» **操作任务**:
**A)** 根据UNDO跟踪文本回答下列问题：
(i) 数据块1000a1d对应哪个数据文件和块号？
(ii) 以“Applying CR undo”开头的一行中，itl entry 的编号是多少？
(iii) WAIT 一行记录的等待事件名称是什么？
**B)** 请原样重复UNDO跟踪文本中从“Applying CR undo”到“0x0000.00000000 flg: 0x62515e33)”的这一段。

» **待分析文本**:
┄┄┄┄┄┄┄┄┄┄
以上可以看到对T1=600000所在的数据块1000a1d=》datafile 4 259 apply了UNDO,其环境SCN 为scn: 0x0000.00223eb9:

Applying CR undo to block 4 : 1000a1d itl entry 03:
xid: 0x0001.010.00000277 uba: 0x00c0300e.007c.1e
flg: —- lkc: 1 fsc: 0x0000.00000000
WAIT #139924171154784: nam=’db file sequential read’ ela= 12957 file#=3 block#=12302 blocks=1 obj#=0 tim=1258427129877291
CRS upd rd env [0x7f42a284a704]: (scn: 0x0000.00223eb9 xid: 0x0000.000.00000000 uba: 0x00000000.0000.00 statement num=0 parent xid: 0x0000.000.00000000 st-scn: 0x0000.00000000 hi-scn: 0x0000.00000000 ma-scn: 0x0000.00223e78 flg: 0x00000060) undo env [0x7fffe3fe7f60]: (
scn: 0x0000.00223eb9 xid: 0x0001.010.00000277 uba: 0x00c0300e.007c.1e statement num=2 parent xid: 0x0000.000.00000000 st-scn: 0xe404.00000000 hi-scn: 0x2100.00000000 ma-scn: 0x0000.00000000 flg: 0x62515e33)
┄┄┄┄┄┄┄┄┄┄
» **数据摘录**:
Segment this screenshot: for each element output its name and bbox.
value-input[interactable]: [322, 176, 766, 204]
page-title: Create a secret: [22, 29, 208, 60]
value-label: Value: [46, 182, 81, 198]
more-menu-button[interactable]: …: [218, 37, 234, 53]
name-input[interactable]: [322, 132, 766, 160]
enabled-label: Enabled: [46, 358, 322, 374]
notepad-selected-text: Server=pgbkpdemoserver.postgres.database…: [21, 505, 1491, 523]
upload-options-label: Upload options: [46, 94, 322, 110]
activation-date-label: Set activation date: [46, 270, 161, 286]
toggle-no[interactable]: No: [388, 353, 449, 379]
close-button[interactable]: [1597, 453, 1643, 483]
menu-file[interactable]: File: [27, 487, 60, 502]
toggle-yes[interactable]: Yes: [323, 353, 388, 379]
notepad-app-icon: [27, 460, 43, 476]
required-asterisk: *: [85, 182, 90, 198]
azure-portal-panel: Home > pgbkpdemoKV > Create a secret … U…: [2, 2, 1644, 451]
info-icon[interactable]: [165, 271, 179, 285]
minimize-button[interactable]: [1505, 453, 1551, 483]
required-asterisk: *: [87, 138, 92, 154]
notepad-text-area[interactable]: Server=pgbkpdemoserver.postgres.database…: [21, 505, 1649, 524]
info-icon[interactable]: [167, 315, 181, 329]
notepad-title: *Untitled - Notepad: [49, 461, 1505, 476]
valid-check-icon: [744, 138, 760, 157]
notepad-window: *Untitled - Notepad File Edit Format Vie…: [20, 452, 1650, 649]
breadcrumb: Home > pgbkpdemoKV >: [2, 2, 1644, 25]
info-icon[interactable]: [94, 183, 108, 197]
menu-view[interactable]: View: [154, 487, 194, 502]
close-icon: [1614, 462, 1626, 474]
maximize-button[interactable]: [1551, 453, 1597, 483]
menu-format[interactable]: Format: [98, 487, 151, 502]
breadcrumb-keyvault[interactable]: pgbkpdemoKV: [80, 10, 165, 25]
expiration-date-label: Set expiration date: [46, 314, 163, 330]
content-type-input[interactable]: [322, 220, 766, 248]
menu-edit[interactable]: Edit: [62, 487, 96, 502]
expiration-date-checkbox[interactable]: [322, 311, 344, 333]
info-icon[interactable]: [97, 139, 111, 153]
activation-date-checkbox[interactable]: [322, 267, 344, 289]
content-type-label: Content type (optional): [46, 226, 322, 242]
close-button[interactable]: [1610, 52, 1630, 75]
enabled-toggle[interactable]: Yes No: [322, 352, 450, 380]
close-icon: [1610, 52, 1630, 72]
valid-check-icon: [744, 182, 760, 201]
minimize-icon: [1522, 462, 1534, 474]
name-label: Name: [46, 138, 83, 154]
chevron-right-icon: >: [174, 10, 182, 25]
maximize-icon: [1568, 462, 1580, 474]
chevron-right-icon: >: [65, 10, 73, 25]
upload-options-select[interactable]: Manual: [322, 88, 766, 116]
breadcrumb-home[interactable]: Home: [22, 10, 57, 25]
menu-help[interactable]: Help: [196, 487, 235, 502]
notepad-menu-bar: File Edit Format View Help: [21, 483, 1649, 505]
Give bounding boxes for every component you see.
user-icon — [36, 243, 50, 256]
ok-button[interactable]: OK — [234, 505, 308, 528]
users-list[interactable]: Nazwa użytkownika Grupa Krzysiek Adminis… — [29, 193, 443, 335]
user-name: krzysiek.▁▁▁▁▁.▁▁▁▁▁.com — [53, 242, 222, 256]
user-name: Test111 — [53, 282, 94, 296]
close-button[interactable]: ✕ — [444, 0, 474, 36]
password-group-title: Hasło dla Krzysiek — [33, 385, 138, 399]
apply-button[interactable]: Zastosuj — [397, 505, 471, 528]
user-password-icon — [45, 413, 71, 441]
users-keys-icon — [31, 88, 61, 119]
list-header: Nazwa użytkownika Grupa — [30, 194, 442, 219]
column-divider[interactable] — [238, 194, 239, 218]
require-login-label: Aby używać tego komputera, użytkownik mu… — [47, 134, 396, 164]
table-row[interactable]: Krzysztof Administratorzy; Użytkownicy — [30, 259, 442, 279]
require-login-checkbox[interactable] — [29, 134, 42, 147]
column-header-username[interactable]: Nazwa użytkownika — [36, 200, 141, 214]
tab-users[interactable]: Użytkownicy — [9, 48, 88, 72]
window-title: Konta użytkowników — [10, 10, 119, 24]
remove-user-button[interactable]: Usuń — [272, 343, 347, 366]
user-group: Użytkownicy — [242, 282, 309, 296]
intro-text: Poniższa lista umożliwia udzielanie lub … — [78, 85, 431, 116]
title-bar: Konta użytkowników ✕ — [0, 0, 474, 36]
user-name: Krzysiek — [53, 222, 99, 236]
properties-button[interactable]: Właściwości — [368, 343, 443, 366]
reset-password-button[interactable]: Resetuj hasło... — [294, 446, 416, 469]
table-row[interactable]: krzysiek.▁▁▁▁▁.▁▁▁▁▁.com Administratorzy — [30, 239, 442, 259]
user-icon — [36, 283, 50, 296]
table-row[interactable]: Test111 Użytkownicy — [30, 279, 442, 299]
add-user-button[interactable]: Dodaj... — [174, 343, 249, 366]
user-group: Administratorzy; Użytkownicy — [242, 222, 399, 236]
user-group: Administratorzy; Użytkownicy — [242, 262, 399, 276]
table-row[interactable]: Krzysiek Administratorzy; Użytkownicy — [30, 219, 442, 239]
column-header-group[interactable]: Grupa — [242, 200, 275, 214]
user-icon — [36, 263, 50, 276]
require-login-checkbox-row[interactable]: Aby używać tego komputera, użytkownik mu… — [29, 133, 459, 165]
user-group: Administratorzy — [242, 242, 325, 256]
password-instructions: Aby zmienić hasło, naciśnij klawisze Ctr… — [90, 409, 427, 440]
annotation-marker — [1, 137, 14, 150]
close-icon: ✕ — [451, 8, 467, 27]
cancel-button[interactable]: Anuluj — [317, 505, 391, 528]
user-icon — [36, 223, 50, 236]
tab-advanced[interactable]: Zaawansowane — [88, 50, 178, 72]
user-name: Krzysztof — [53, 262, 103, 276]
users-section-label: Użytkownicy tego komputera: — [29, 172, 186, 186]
┄┄┄┄┄┄┄┄┄┄
» **逐题答案**:
**A)**
(i) datafile 4，块号 259
(ii) 03
(iii) db file sequential read

**B)**
Applying CR undo to block 4 : 1000a1d itl entry 03:
xid: 0x0001.010.00000277 uba: 0x00c0300e.007c.1e
flg: —- lkc: 1 fsc: 0x0000.00000000
WAIT #139924171154784: nam=’db file sequential read’ ela= 12957 file#=3 block#=12302 blocks=1 obj#=0 tim=1258427129877291
CRS upd rd env [0x7f42a284a704]: (scn: 0x0000.00223eb9 xid: 0x0000.000.00000000 uba: 0x00000000.0000.00 statement num=0 parent xid: 0x0000.000.00000000 st-scn: 0x0000.00000000 hi-scn: 0x0000.00000000 ma-scn: 0x0000.00223e78 flg: 0x00000060) undo env [0x7fffe3fe7f60]: (
scn: 0x0000.00223eb9 xid: 0x0001.010.00000277 uba: 0x00c0300e.007c.1e statement num=2 parent xid: 0x0000.000.00000000 st-scn: 0xe404.00000000 hi-scn: 0x2100.00000000 ma-scn: 0x0000.00000000 flg: 0x62515e33)